* _Stated task_: Exclude the pictures and reproduce the remaining data exactly as written.

---------------

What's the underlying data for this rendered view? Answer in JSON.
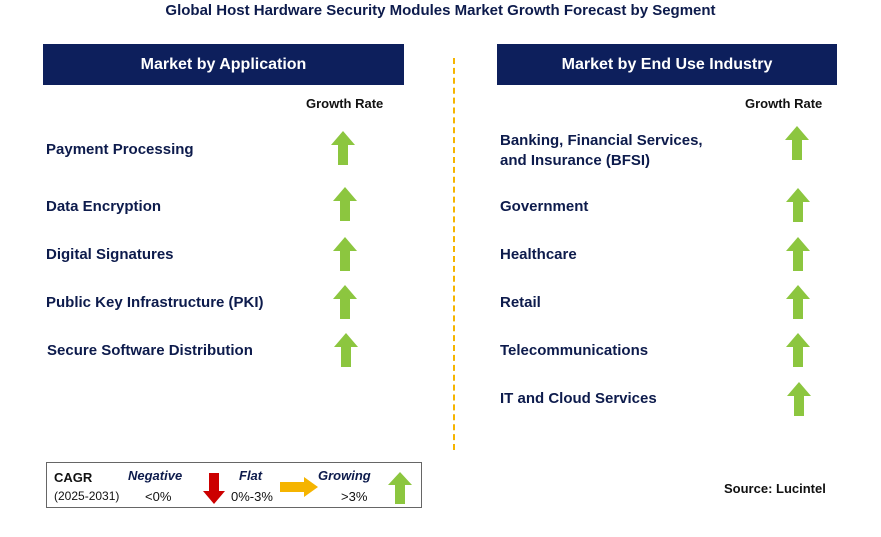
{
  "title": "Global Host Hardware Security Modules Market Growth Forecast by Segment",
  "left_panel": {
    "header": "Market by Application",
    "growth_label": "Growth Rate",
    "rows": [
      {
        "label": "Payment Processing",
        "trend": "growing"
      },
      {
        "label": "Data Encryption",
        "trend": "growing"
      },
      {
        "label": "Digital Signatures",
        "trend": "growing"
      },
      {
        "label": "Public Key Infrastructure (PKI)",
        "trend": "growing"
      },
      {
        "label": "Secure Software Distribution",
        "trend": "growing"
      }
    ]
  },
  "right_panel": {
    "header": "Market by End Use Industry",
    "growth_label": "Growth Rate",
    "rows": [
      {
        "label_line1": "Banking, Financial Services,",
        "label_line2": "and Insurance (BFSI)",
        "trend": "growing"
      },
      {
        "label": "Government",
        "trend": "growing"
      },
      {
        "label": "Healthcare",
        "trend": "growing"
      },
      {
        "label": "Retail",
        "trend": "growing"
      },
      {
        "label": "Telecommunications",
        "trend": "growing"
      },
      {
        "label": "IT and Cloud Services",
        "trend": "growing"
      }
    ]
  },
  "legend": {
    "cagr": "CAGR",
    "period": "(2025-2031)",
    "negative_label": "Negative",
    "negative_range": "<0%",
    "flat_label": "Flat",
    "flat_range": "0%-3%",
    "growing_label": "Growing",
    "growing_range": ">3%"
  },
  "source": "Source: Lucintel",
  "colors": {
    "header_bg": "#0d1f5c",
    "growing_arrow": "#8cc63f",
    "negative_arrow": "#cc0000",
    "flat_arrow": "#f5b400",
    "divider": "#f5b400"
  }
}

---------------

* _Written response_:
What's the underlying data for this rendered view? Answer in JSON.
{
  "title": "Global Host Hardware Security Modules Market Growth Forecast by Segment",
  "left_panel": {
    "header": "Market by Application",
    "growth_label": "Growth Rate",
    "rows": [
      {
        "label": "Payment Processing",
        "trend": "growing"
      },
      {
        "label": "Data Encryption",
        "trend": "growing"
      },
      {
        "label": "Digital Signatures",
        "trend": "growing"
      },
      {
        "label": "Public Key Infrastructure (PKI)",
        "trend": "growing"
      },
      {
        "label": "Secure Software Distribution",
        "trend": "growing"
      }
    ]
  },
  "right_panel": {
    "header": "Market by End Use Industry",
    "growth_label": "Growth Rate",
    "rows": [
      {
        "label_line1": "Banking, Financial Services,",
        "label_line2": "and Insurance (BFSI)",
        "trend": "growing"
      },
      {
        "label": "Government",
        "trend": "growing"
      },
      {
        "label": "Healthcare",
        "trend": "growing"
      },
      {
        "label": "Retail",
        "trend": "growing"
      },
      {
        "label": "Telecommunications",
        "trend": "growing"
      },
      {
        "label": "IT and Cloud Services",
        "trend": "growing"
      }
    ]
  },
  "legend": {
    "cagr": "CAGR",
    "period": "(2025-2031)",
    "negative_label": "Negative",
    "negative_range": "<0%",
    "flat_label": "Flat",
    "flat_range": "0%-3%",
    "growing_label": "Growing",
    "growing_range": ">3%"
  },
  "source": "Source: Lucintel",
  "colors": {
    "header_bg": "#0d1f5c",
    "growing_arrow": "#8cc63f",
    "negative_arrow": "#cc0000",
    "flat_arrow": "#f5b400",
    "divider": "#f5b400"
  }
}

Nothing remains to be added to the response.